PAGE EXCERPT:
•••••

# Babyface!



## RandomDude (Dec 18, 2010)

So... who here is babyfaced? 










Like Michael J Fox, Russell Wong, Keanu Reeves, Leonardo Di Caprio, etc...


































If so, tell of your experience! 

I'll start, I'm babyfaced! Nearing 30 but still look early 20s, if shaved and wearing a cap, I'll look like a teenager bah! Thankfully I have a deep voice / demeanor, good height and physique with piercing eyes to offset it!

Otherwise I'm fked!


----------



## RandomDude (Dec 18, 2010)

Wow... am I the only one? =O


----------



## Lon (Jun 6, 2011)

I used to look way under my age. When I was 30 I could have passed for 21. Then I had a child (and a lousy W) and those first few years took their toll on me. Now almost 10 years later I not only caught up but notice I look way older than most of those who are a few years ahead of me, I think I look mid 40's now but I'm only 39. My desk job certainly doesn't work in my favour either.


----------



## RandomDude (Dec 18, 2010)

It was a blessing as well as a curse though no? Like, people reckon my daughter is my little sister WTF?! Still get asked for ID! They even have this when buying smokes now:
"If you are fortunate enough to look young for your age, do not be insulted when asked for ID"

Bullsh-t! It's fking insulting alright! 

Besides alot of women hate it! They go for the grizzly bear look! It's bad for first impressions, business wise included 

Might also be a reason why most considered me toy boy material instead of LTR material in the past! Dunno, but tis not cool!


----------



## Chelle D (Nov 30, 2011)

Well.... I WAS babyfacefull at some point.
Not really sure if I still am.

Like... When I was 18 and graduating from HighSchool... Was talking to the lady I was babysitting for that night about graduation. The other lady looked at me and asked , "What high school are you going to go to ?"

Seriously thought I was in 8th grade.

When I was 25, heard comment, they thought I was 'child raped' to have a baby so young... (they thought I was a young teenager).

Young 30's always always carded when going to a bar/club.

When I bought beer last year (I'm 47) I got carded. I asked "seriously?" She said, sorry, we have to card anyone that looks under 35. So that made me feel good. Then, I saw the sign that they carded EVERYONE. So, now I think she was just trying to make me feel good.

•••••

SUPPLIED ENTRIES:
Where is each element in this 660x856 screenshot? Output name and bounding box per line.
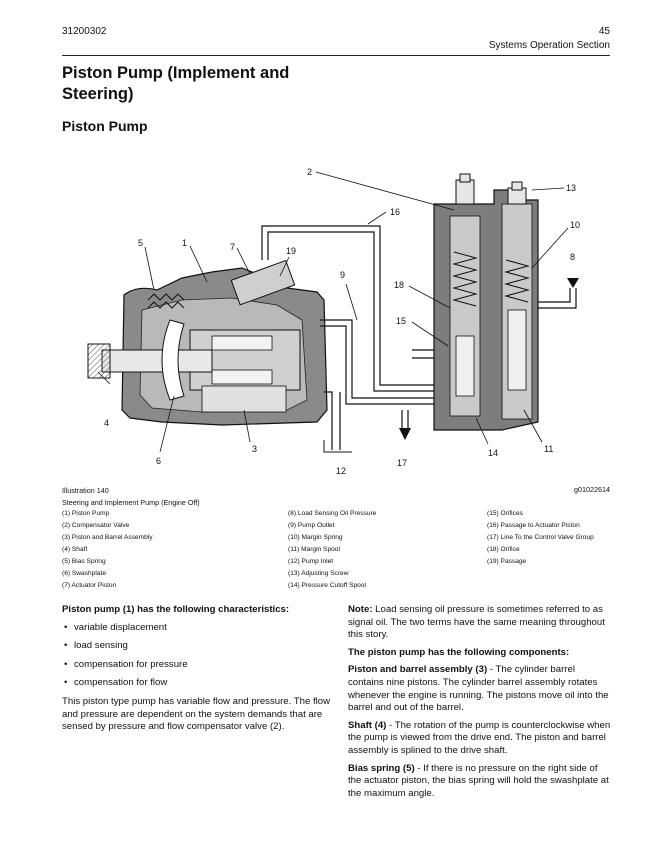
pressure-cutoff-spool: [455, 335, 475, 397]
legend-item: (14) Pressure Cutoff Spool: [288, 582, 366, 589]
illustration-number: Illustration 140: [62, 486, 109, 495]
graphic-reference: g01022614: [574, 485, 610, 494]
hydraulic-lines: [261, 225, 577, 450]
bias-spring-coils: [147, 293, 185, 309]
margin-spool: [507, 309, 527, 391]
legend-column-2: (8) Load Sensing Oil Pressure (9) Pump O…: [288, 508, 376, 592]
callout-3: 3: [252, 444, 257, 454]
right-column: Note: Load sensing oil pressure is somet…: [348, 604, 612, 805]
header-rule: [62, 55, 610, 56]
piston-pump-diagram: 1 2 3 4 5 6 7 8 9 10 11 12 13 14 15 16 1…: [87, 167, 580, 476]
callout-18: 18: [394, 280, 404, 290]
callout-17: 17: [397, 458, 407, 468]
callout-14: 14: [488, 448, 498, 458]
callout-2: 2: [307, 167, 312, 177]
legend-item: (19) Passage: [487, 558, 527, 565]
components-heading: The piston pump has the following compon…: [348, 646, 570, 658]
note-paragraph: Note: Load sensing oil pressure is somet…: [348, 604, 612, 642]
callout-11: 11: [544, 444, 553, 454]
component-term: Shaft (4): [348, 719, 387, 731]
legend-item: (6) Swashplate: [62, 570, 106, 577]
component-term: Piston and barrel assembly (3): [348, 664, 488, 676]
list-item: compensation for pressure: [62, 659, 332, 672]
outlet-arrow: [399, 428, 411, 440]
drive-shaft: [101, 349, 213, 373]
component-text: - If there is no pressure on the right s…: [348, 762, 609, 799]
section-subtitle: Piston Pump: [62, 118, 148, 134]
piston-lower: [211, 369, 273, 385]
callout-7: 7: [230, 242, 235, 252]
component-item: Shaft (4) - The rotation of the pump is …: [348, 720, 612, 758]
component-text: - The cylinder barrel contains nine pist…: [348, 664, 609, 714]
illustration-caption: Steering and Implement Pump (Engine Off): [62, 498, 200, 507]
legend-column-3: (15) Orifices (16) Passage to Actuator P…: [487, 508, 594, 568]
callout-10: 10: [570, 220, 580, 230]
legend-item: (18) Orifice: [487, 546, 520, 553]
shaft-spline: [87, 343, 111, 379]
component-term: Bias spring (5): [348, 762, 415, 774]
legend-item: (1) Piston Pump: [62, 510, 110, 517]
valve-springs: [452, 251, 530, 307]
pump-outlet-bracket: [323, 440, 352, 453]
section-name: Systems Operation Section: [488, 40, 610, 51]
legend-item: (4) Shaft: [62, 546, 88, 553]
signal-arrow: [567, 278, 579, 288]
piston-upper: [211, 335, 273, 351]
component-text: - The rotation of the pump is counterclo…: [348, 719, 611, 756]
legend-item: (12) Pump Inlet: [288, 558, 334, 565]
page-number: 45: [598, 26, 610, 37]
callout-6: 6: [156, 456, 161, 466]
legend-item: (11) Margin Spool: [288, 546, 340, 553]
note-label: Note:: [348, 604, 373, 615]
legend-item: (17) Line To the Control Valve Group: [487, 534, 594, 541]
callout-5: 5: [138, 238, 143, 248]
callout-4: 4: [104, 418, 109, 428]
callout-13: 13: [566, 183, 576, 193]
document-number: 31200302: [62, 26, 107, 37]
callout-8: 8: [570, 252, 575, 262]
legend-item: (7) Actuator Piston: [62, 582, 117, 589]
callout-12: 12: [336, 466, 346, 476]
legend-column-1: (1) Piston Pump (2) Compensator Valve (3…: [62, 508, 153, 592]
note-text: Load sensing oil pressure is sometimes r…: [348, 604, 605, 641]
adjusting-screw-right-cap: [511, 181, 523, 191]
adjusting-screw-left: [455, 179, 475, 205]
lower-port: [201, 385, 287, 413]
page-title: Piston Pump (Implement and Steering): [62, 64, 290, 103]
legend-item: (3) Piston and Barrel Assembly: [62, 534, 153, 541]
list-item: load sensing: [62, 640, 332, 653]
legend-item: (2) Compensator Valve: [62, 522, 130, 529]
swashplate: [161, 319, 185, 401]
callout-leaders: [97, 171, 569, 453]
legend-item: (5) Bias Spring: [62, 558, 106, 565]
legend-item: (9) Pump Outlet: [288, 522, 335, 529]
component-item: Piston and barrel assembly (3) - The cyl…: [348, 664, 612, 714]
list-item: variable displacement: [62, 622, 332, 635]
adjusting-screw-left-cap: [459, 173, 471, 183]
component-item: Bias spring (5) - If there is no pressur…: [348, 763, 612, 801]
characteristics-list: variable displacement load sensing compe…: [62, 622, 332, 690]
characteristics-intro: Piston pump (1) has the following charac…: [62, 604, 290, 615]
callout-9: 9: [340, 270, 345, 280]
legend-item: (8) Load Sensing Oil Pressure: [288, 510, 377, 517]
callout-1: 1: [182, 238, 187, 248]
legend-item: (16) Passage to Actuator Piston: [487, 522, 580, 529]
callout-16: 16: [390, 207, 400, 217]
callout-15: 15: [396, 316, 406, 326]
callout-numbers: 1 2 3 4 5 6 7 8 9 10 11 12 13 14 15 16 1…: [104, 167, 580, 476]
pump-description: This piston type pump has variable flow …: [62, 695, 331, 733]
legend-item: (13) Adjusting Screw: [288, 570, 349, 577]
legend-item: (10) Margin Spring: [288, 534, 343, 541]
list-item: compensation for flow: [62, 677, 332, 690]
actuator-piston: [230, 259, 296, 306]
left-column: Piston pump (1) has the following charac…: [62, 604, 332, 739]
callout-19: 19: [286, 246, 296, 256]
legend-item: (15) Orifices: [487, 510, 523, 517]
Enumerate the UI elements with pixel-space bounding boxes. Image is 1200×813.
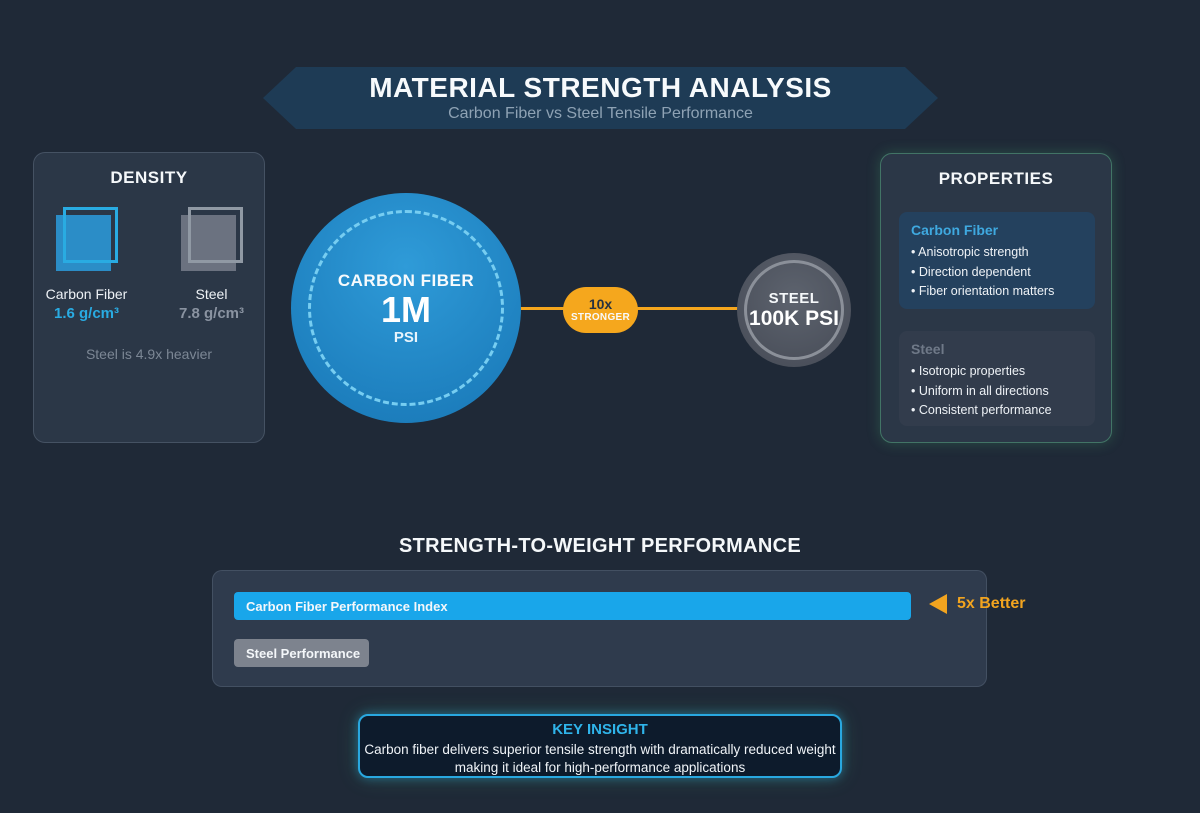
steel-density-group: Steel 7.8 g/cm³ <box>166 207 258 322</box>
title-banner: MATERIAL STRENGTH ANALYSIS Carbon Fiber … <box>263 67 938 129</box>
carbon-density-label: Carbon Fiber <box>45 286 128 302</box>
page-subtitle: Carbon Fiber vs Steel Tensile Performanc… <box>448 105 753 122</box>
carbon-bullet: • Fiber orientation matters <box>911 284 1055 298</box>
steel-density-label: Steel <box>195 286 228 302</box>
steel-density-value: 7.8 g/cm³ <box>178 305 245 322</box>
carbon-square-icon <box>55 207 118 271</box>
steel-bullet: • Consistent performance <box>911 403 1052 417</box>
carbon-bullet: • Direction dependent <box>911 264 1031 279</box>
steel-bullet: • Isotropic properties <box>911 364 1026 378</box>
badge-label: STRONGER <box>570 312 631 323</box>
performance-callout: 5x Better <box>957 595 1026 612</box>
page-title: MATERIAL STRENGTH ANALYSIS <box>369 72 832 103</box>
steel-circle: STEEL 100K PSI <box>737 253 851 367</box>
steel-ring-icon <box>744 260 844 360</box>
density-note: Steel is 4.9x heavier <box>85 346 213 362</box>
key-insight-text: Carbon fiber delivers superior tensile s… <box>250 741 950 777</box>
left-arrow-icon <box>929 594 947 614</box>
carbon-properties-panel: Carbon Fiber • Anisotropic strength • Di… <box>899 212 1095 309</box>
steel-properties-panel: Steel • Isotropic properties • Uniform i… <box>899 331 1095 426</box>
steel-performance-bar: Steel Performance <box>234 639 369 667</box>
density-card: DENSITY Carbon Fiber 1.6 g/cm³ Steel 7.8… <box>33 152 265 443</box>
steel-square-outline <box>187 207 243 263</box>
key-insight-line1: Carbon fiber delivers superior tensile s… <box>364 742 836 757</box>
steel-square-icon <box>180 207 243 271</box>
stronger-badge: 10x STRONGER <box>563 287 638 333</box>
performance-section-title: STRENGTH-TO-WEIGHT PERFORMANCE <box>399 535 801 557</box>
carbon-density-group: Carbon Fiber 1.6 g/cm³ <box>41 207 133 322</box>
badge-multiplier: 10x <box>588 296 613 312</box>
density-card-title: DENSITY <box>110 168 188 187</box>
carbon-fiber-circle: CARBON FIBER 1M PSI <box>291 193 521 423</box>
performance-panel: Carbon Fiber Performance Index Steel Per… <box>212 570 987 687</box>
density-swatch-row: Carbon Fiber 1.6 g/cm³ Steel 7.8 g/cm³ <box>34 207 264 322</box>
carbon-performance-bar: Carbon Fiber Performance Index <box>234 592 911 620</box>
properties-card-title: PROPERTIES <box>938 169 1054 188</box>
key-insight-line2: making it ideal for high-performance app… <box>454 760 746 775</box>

•••••

EXERCISES:
1 - Render this sentence from the babyface thread in Spanish: "When I was 30 I could have passed for 21."
2 - Extract the passage of the babyface thread from "I'll start, I'm" to "Otherwise I'm fked!".
Work only from the babyface thread, without outside knowledge.

SOLUTIONS FOR EACH TASK:
1 - Cuando tenía 30 años, podría haber pasado por alguien de 21.

2 -
I'll start, I'm babyfaced! Nearing 30 but still look early 20s, if shaved and wearing a cap, I'll look like a teenager bah! Thankfully I have a deep voice / demeanor, good height and physique with piercing eyes to offset it!

Otherwise I'm fked!